RAW RECORDS =>
-------
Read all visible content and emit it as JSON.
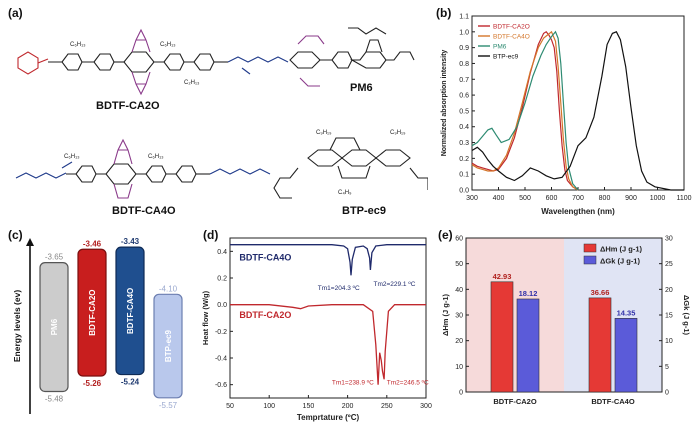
{
  "panels": {
    "a": "(a)",
    "b": "(b)",
    "c": "(c)",
    "d": "(d)",
    "e": "(e)"
  },
  "molecules": {
    "m1": "BDTF-CA2O",
    "m2": "PM6",
    "m3": "BDTF-CA4O",
    "m4": "BTP-ec9"
  },
  "colors": {
    "red": "#c0282d",
    "navy": "#1f2a6b",
    "green": "#2e8b72",
    "orange": "#d4762a",
    "black": "#111111",
    "purple": "#8a3a8a",
    "cyan": "#4a8fa8",
    "bar_red": "#e53935",
    "bar_blue": "#5b5bd9",
    "bg_red": "#f6dada",
    "bg_blue": "#e0e4f4"
  },
  "chart_data": [
    {
      "id": "b",
      "type": "line",
      "xlabel": "Wavelengthen (nm)",
      "ylabel": "Normalized absorption intensity",
      "xlim": [
        300,
        1100
      ],
      "ylim": [
        0.0,
        1.1
      ],
      "xticks": [
        300,
        400,
        500,
        600,
        700,
        800,
        900,
        1000,
        1100
      ],
      "yticks": [
        0.0,
        0.1,
        0.2,
        0.3,
        0.4,
        0.5,
        0.6,
        0.7,
        0.8,
        0.9,
        1.0,
        1.1
      ],
      "legend_position": "top-left",
      "series": [
        {
          "name": "BDTF-CA2O",
          "color": "#c0282d",
          "x": [
            300,
            320,
            340,
            360,
            380,
            400,
            430,
            460,
            490,
            520,
            550,
            570,
            580,
            590,
            600,
            610,
            620,
            630,
            640,
            650,
            660,
            680,
            700
          ],
          "y": [
            0.17,
            0.15,
            0.14,
            0.13,
            0.12,
            0.13,
            0.2,
            0.33,
            0.52,
            0.74,
            0.92,
            0.99,
            1.0,
            0.98,
            0.95,
            0.9,
            0.75,
            0.5,
            0.28,
            0.13,
            0.06,
            0.02,
            0.0
          ]
        },
        {
          "name": "BDTF-CA4O",
          "color": "#d4762a",
          "x": [
            300,
            320,
            340,
            360,
            380,
            400,
            430,
            460,
            490,
            520,
            550,
            570,
            585,
            600,
            615,
            625,
            635,
            645,
            655,
            665,
            680,
            700
          ],
          "y": [
            0.16,
            0.14,
            0.13,
            0.12,
            0.12,
            0.14,
            0.22,
            0.36,
            0.55,
            0.75,
            0.9,
            0.96,
            0.98,
            1.0,
            0.94,
            0.78,
            0.55,
            0.32,
            0.15,
            0.07,
            0.02,
            0.0
          ]
        },
        {
          "name": "PM6",
          "color": "#2e8b72",
          "x": [
            300,
            320,
            340,
            360,
            375,
            390,
            410,
            440,
            470,
            500,
            530,
            560,
            580,
            600,
            615,
            625,
            635,
            645,
            655,
            665,
            680,
            700
          ],
          "y": [
            0.28,
            0.3,
            0.34,
            0.38,
            0.39,
            0.35,
            0.3,
            0.32,
            0.4,
            0.55,
            0.72,
            0.85,
            0.92,
            0.97,
            1.0,
            0.96,
            0.8,
            0.55,
            0.3,
            0.14,
            0.04,
            0.0
          ]
        },
        {
          "name": "BTP-ec9",
          "color": "#111111",
          "x": [
            300,
            320,
            340,
            360,
            380,
            400,
            430,
            460,
            490,
            520,
            550,
            580,
            610,
            640,
            670,
            700,
            730,
            760,
            790,
            810,
            830,
            845,
            860,
            880,
            900,
            920,
            940,
            960,
            990,
            1050,
            1100
          ],
          "y": [
            0.25,
            0.27,
            0.24,
            0.19,
            0.15,
            0.12,
            0.08,
            0.06,
            0.09,
            0.14,
            0.12,
            0.09,
            0.07,
            0.08,
            0.15,
            0.28,
            0.33,
            0.46,
            0.72,
            0.92,
            0.99,
            1.0,
            0.95,
            0.78,
            0.52,
            0.28,
            0.12,
            0.05,
            0.02,
            0.0,
            0.0
          ]
        }
      ]
    },
    {
      "id": "c",
      "type": "bar",
      "ylabel": "Energy levels (ev)",
      "categories": [
        "PM6",
        "BDTF-CA2O",
        "BDTF-CA4O",
        "BTP-ec9"
      ],
      "lumo": [
        -3.65,
        -3.46,
        -3.43,
        -4.1
      ],
      "homo": [
        -5.48,
        -5.26,
        -5.24,
        -5.57
      ],
      "lumo_labels": [
        "-3.65",
        "-3.46",
        "-3.43",
        "-4.10"
      ],
      "homo_labels": [
        "-5.48",
        "-5.26",
        "-5.24",
        "-5.57"
      ],
      "ylim": [
        -5.8,
        -3.3
      ]
    },
    {
      "id": "d",
      "type": "line",
      "xlabel": "Temprtature (ºC)",
      "ylabel": "Heat flow (W/g)",
      "xlim": [
        50,
        300
      ],
      "ylim": [
        -0.7,
        0.5
      ],
      "xticks": [
        50,
        100,
        150,
        200,
        250,
        300
      ],
      "yticks": [
        -0.6,
        -0.4,
        -0.2,
        0.0,
        0.2,
        0.4
      ],
      "series": [
        {
          "name": "BDTF-CA4O",
          "color": "#1f2a6b",
          "x": [
            50,
            100,
            150,
            180,
            195,
            200,
            203,
            204.3,
            206,
            210,
            220,
            225,
            228,
            229.1,
            231,
            236,
            250,
            300
          ],
          "y": [
            0.45,
            0.45,
            0.45,
            0.45,
            0.44,
            0.42,
            0.32,
            0.22,
            0.34,
            0.43,
            0.44,
            0.42,
            0.35,
            0.26,
            0.39,
            0.44,
            0.45,
            0.45
          ]
        },
        {
          "name": "BDTF-CA2O",
          "color": "#c0282d",
          "x": [
            50,
            100,
            130,
            140,
            150,
            180,
            220,
            232,
            236,
            238.9,
            241,
            243,
            244.5,
            246.5,
            248,
            252,
            260,
            300
          ],
          "y": [
            0.0,
            0.0,
            -0.02,
            -0.03,
            -0.01,
            0.0,
            0.0,
            -0.05,
            -0.3,
            -0.6,
            -0.36,
            -0.42,
            -0.5,
            -0.56,
            -0.35,
            -0.05,
            0.0,
            0.0
          ]
        }
      ],
      "annotations": [
        {
          "text": "BDTF-CA4O",
          "x": 62,
          "y": 0.33,
          "color": "#1f2a6b"
        },
        {
          "text": "BDTF-CA2O",
          "x": 62,
          "y": -0.1,
          "color": "#c0282d"
        },
        {
          "text": "Tm1=204.3 ºC",
          "x": 162,
          "y": 0.11,
          "color": "#1f2a6b"
        },
        {
          "text": "Tm2=229.1 ºC",
          "x": 233,
          "y": 0.14,
          "color": "#1f2a6b"
        },
        {
          "text": "Tm1=238.9 ºC",
          "x": 180,
          "y": -0.6,
          "color": "#c0282d"
        },
        {
          "text": "Tm2=246.5 ºC",
          "x": 250,
          "y": -0.6,
          "color": "#c0282d"
        }
      ]
    },
    {
      "id": "e",
      "type": "bar",
      "ylabel": "ΔHm (J g-1)",
      "ylabel_right": "ΔGk (J g-1)",
      "categories": [
        "BDTF-CA2O",
        "BDTF-CA4O"
      ],
      "ylim": [
        0,
        60
      ],
      "ylim_right": [
        0,
        30
      ],
      "yticks": [
        0,
        10,
        20,
        30,
        40,
        50,
        60
      ],
      "yticks_right": [
        0,
        5,
        10,
        15,
        20,
        25,
        30
      ],
      "legend_position": "top-right",
      "series": [
        {
          "name": "ΔHm (J g-1)",
          "axis": "left",
          "color": "#e53935",
          "values": [
            42.93,
            36.66
          ],
          "labels": [
            "42.93",
            "36.66"
          ]
        },
        {
          "name": "ΔGk (J g-1)",
          "axis": "right",
          "color": "#5b5bd9",
          "values": [
            18.12,
            14.35
          ],
          "labels": [
            "18.12",
            "14.35"
          ]
        }
      ]
    }
  ]
}
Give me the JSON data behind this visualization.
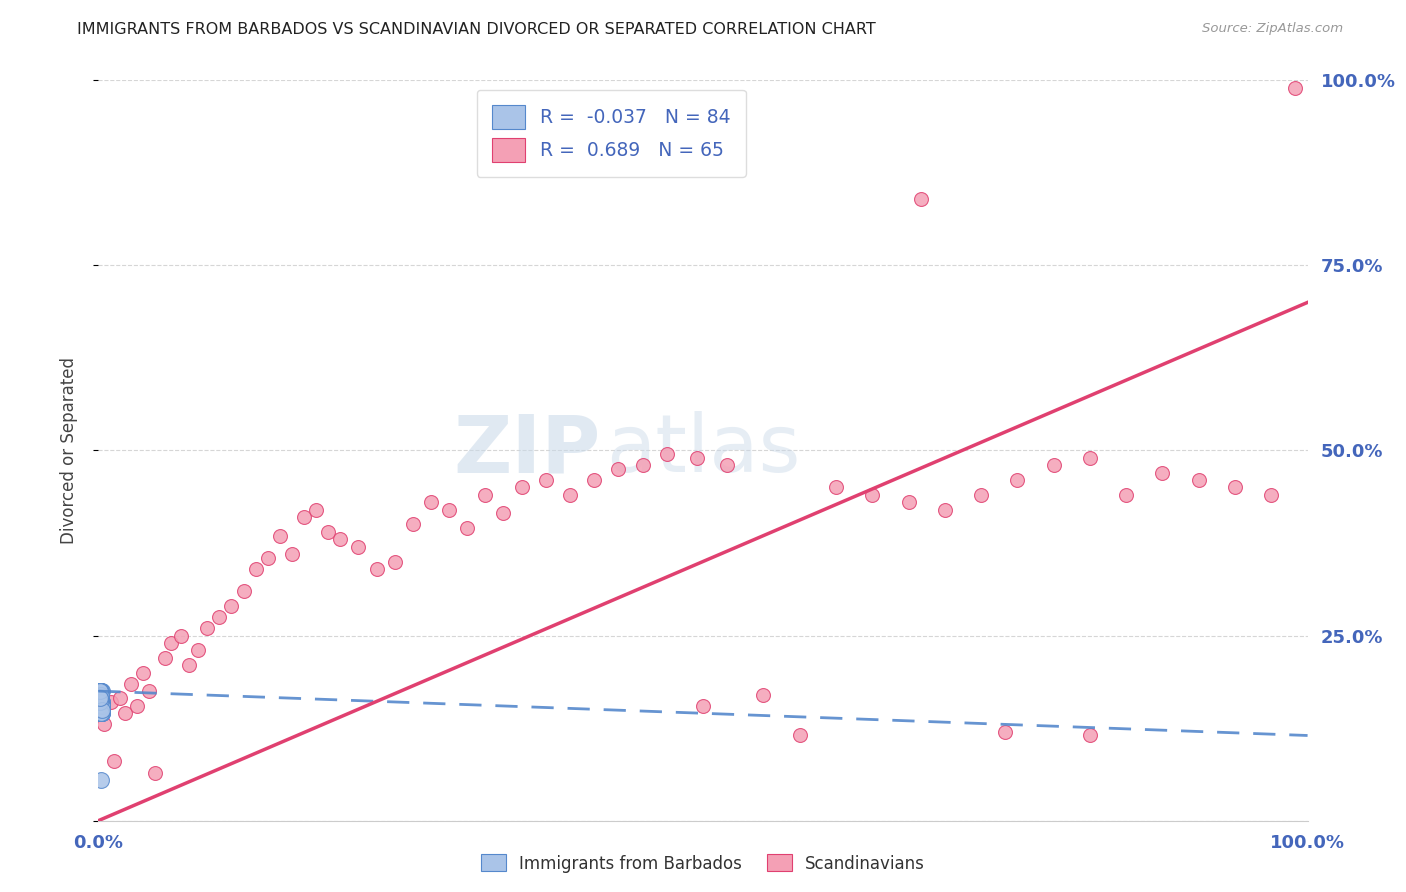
{
  "title": "IMMIGRANTS FROM BARBADOS VS SCANDINAVIAN DIVORCED OR SEPARATED CORRELATION CHART",
  "source": "Source: ZipAtlas.com",
  "ylabel": "Divorced or Separated",
  "ytick_labels": [
    "",
    "25.0%",
    "50.0%",
    "75.0%",
    "100.0%"
  ],
  "ytick_positions": [
    0.0,
    0.25,
    0.5,
    0.75,
    1.0
  ],
  "xlim": [
    0.0,
    1.0
  ],
  "ylim": [
    0.0,
    1.0
  ],
  "barbados_R": -0.037,
  "barbados_N": 84,
  "scandinavian_R": 0.689,
  "scandinavian_N": 65,
  "barbados_color": "#aac4e8",
  "scandinavian_color": "#f4a0b5",
  "barbados_line_color": "#5588cc",
  "scandinavian_line_color": "#e04070",
  "watermark_zip": "ZIP",
  "watermark_atlas": "atlas",
  "background_color": "#ffffff",
  "grid_color": "#cccccc",
  "axis_color": "#4466bb",
  "legend_edge_color": "#dddddd",
  "barbados_scatter_x": [
    0.001,
    0.002,
    0.001,
    0.003,
    0.001,
    0.002,
    0.001,
    0.003,
    0.002,
    0.001,
    0.003,
    0.001,
    0.002,
    0.001,
    0.002,
    0.001,
    0.003,
    0.002,
    0.001,
    0.002,
    0.001,
    0.003,
    0.001,
    0.002,
    0.001,
    0.002,
    0.001,
    0.003,
    0.002,
    0.001,
    0.002,
    0.001,
    0.003,
    0.001,
    0.002,
    0.001,
    0.003,
    0.002,
    0.001,
    0.002,
    0.001,
    0.003,
    0.001,
    0.002,
    0.001,
    0.002,
    0.003,
    0.001,
    0.002,
    0.001,
    0.003,
    0.002,
    0.001,
    0.002,
    0.001,
    0.003,
    0.002,
    0.001,
    0.002,
    0.001,
    0.003,
    0.001,
    0.002,
    0.001,
    0.002,
    0.003,
    0.001,
    0.002,
    0.001,
    0.002,
    0.001,
    0.003,
    0.001,
    0.002,
    0.001,
    0.002,
    0.003,
    0.001,
    0.002,
    0.001,
    0.002,
    0.001,
    0.003,
    0.001
  ],
  "barbados_scatter_y": [
    0.155,
    0.165,
    0.145,
    0.16,
    0.17,
    0.15,
    0.175,
    0.155,
    0.145,
    0.165,
    0.15,
    0.17,
    0.16,
    0.155,
    0.145,
    0.175,
    0.15,
    0.16,
    0.165,
    0.155,
    0.17,
    0.145,
    0.16,
    0.175,
    0.155,
    0.145,
    0.17,
    0.16,
    0.155,
    0.175,
    0.145,
    0.165,
    0.155,
    0.17,
    0.16,
    0.15,
    0.175,
    0.155,
    0.165,
    0.145,
    0.16,
    0.155,
    0.175,
    0.15,
    0.165,
    0.145,
    0.16,
    0.17,
    0.155,
    0.175,
    0.145,
    0.165,
    0.16,
    0.15,
    0.17,
    0.155,
    0.145,
    0.175,
    0.16,
    0.155,
    0.15,
    0.17,
    0.165,
    0.145,
    0.175,
    0.155,
    0.16,
    0.15,
    0.17,
    0.165,
    0.155,
    0.145,
    0.175,
    0.16,
    0.15,
    0.17,
    0.155,
    0.165,
    0.145,
    0.16,
    0.055,
    0.175,
    0.15,
    0.165
  ],
  "scandinavian_scatter_x": [
    0.005,
    0.01,
    0.013,
    0.018,
    0.022,
    0.027,
    0.032,
    0.037,
    0.042,
    0.047,
    0.055,
    0.06,
    0.068,
    0.075,
    0.082,
    0.09,
    0.1,
    0.11,
    0.12,
    0.13,
    0.14,
    0.15,
    0.16,
    0.17,
    0.18,
    0.19,
    0.2,
    0.215,
    0.23,
    0.245,
    0.26,
    0.275,
    0.29,
    0.305,
    0.32,
    0.335,
    0.35,
    0.37,
    0.39,
    0.41,
    0.43,
    0.45,
    0.47,
    0.495,
    0.52,
    0.55,
    0.58,
    0.61,
    0.64,
    0.67,
    0.7,
    0.73,
    0.76,
    0.79,
    0.82,
    0.85,
    0.88,
    0.91,
    0.94,
    0.97,
    0.68,
    0.75,
    0.82,
    0.5,
    0.99
  ],
  "scandinavian_scatter_y": [
    0.13,
    0.16,
    0.08,
    0.165,
    0.145,
    0.185,
    0.155,
    0.2,
    0.175,
    0.065,
    0.22,
    0.24,
    0.25,
    0.21,
    0.23,
    0.26,
    0.275,
    0.29,
    0.31,
    0.34,
    0.355,
    0.385,
    0.36,
    0.41,
    0.42,
    0.39,
    0.38,
    0.37,
    0.34,
    0.35,
    0.4,
    0.43,
    0.42,
    0.395,
    0.44,
    0.415,
    0.45,
    0.46,
    0.44,
    0.46,
    0.475,
    0.48,
    0.495,
    0.49,
    0.48,
    0.17,
    0.115,
    0.45,
    0.44,
    0.43,
    0.42,
    0.44,
    0.46,
    0.48,
    0.49,
    0.44,
    0.47,
    0.46,
    0.45,
    0.44,
    0.84,
    0.12,
    0.115,
    0.155,
    0.99
  ],
  "barbados_marker_size": 130,
  "scandinavian_marker_size": 100,
  "blue_line_x_start": 0.0,
  "blue_line_x_end": 1.0,
  "blue_line_y_start": 0.175,
  "blue_line_y_end": 0.115,
  "pink_line_x_start": 0.0,
  "pink_line_x_end": 1.0,
  "pink_line_y_start": 0.05,
  "pink_line_y_end": 0.7
}
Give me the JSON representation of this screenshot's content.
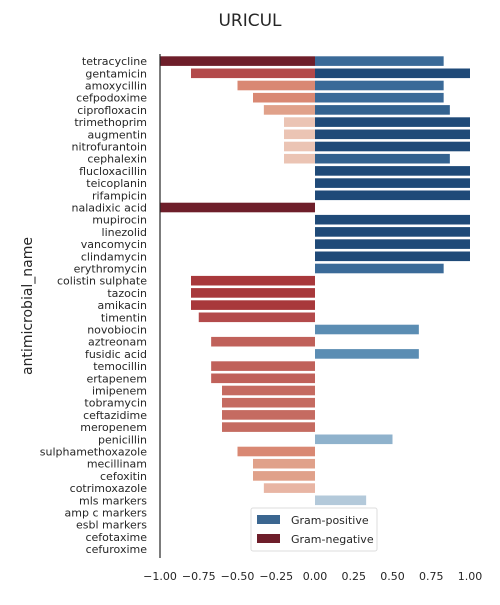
{
  "chart_data": {
    "type": "bar",
    "orientation": "horizontal",
    "title": "URICUL",
    "xlabel": "",
    "ylabel": "antimicrobial_name",
    "xlim": [
      -1.0,
      1.0
    ],
    "x_ticks": [
      "−1.00",
      "−0.75",
      "−0.50",
      "−0.25",
      "0.00",
      "0.25",
      "0.50",
      "0.75",
      "1.00"
    ],
    "x_tick_values": [
      -1.0,
      -0.75,
      -0.5,
      -0.25,
      0.0,
      0.25,
      0.5,
      0.75,
      1.0
    ],
    "grid": false,
    "legend_position": "lower-center",
    "legend": [
      {
        "label": "Gram-positive",
        "color": "#3b6690"
      },
      {
        "label": "Gram-negative",
        "color": "#6e1e2a"
      }
    ],
    "categories": [
      "tetracycline",
      "gentamicin",
      "amoxycillin",
      "cefpodoxime",
      "ciprofloxacin",
      "trimethoprim",
      "augmentin",
      "nitrofurantoin",
      "cephalexin",
      "flucloxacillin",
      "teicoplanin",
      "rifampicin",
      "naladixic acid",
      "mupirocin",
      "linezolid",
      "vancomycin",
      "clindamycin",
      "erythromycin",
      "colistin sulphate",
      "tazocin",
      "amikacin",
      "timentin",
      "novobiocin",
      "aztreonam",
      "fusidic acid",
      "temocillin",
      "ertapenem",
      "imipenem",
      "tobramycin",
      "ceftazidime",
      "meropenem",
      "penicillin",
      "sulphamethoxazole",
      "mecillinam",
      "cefoxitin",
      "cotrimoxazole",
      "mls markers",
      "amp c markers",
      "esbl markers",
      "cefotaxime",
      "cefuroxime"
    ],
    "series": [
      {
        "name": "Gram-positive",
        "values": [
          0.83,
          1.0,
          0.83,
          0.83,
          0.87,
          1.0,
          1.0,
          1.0,
          0.87,
          1.0,
          1.0,
          1.0,
          null,
          1.0,
          1.0,
          1.0,
          1.0,
          0.83,
          null,
          null,
          null,
          null,
          0.67,
          null,
          0.67,
          null,
          null,
          null,
          null,
          null,
          null,
          0.5,
          null,
          null,
          null,
          null,
          0.33,
          null,
          null,
          null,
          null
        ],
        "colors": [
          "#3a6a98",
          "#1f4a78",
          "#3a6a98",
          "#3a6a98",
          "#33628f",
          "#1f4a78",
          "#1f4a78",
          "#1f4a78",
          "#33628f",
          "#1f4a78",
          "#1f4a78",
          "#1f4a78",
          null,
          "#1f4a78",
          "#1f4a78",
          "#1f4a78",
          "#1f4a78",
          "#3a6a98",
          null,
          null,
          null,
          null,
          "#5b8db3",
          null,
          "#5b8db3",
          null,
          null,
          null,
          null,
          null,
          null,
          "#8fb2cc",
          null,
          null,
          null,
          null,
          "#b3c9da",
          null,
          null,
          null,
          null
        ]
      },
      {
        "name": "Gram-negative",
        "values": [
          -1.0,
          -0.8,
          -0.5,
          -0.4,
          -0.33,
          -0.2,
          -0.2,
          -0.2,
          -0.2,
          null,
          null,
          null,
          -1.0,
          null,
          null,
          null,
          null,
          null,
          -0.8,
          -0.8,
          -0.8,
          -0.75,
          null,
          -0.67,
          null,
          -0.67,
          -0.67,
          -0.6,
          -0.6,
          -0.6,
          -0.6,
          null,
          -0.5,
          -0.4,
          -0.4,
          -0.33,
          null,
          null,
          null,
          null,
          null
        ],
        "colors": [
          "#6e1e2a",
          "#b34a4b",
          "#d98873",
          "#d98873",
          "#e0a18a",
          "#ebc4b4",
          "#ebc4b4",
          "#ebc4b4",
          "#ebc4b4",
          null,
          null,
          null,
          "#6e1e2a",
          null,
          null,
          null,
          null,
          null,
          "#a8383b",
          "#a8383b",
          "#a8383b",
          "#b34a4b",
          null,
          "#c0615a",
          null,
          "#c0615a",
          "#c0615a",
          "#c56b61",
          "#c56b61",
          "#c56b61",
          "#c56b61",
          null,
          "#d98873",
          "#e0a18a",
          "#e0a18a",
          "#e8b5a4",
          null,
          null,
          null,
          null,
          null
        ]
      }
    ]
  }
}
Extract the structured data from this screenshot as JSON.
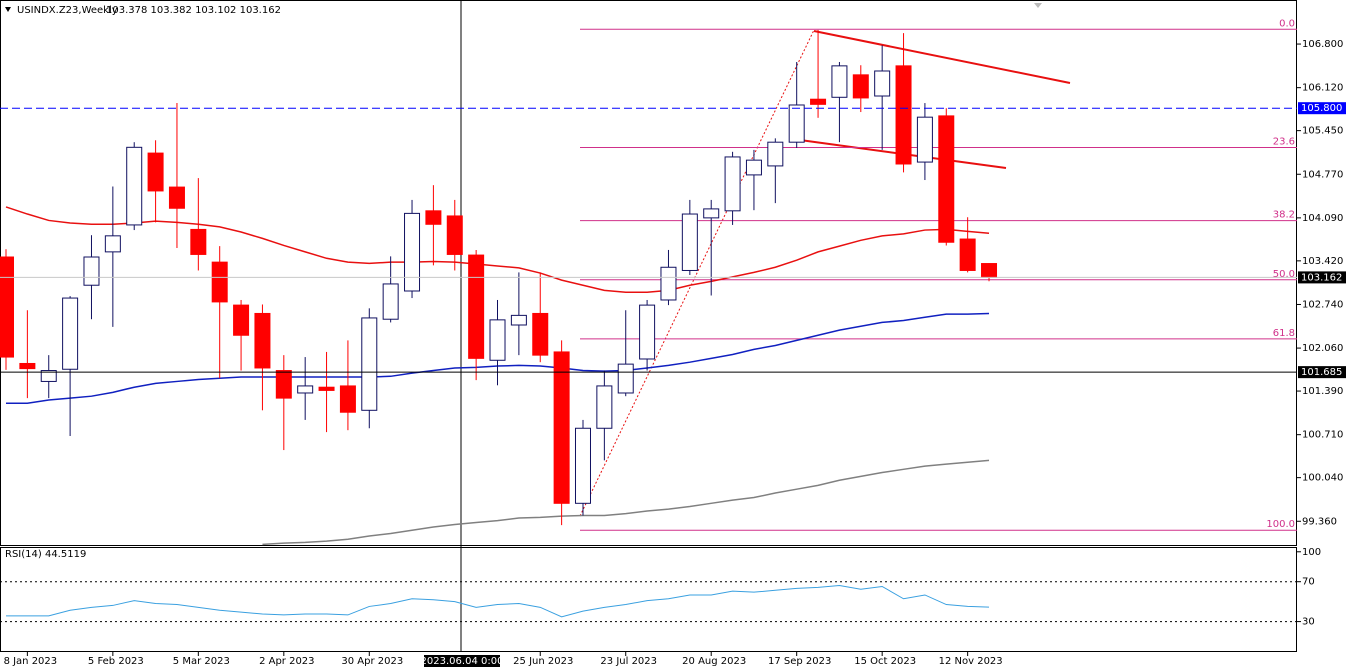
-------
GOAL =>
Locate the lines above that contain "text" and copy them.

THE SOLUTION =>
          "text": "BDTF-CA4O",
          "text": "BDTF-CA2O",
          "text": "Tm1=204.3 ºC",
          "text": "Tm2=229.1 ºC",
          "text": "Tm1=238.9 ºC",
          "text": "Tm2=246.5 ºC",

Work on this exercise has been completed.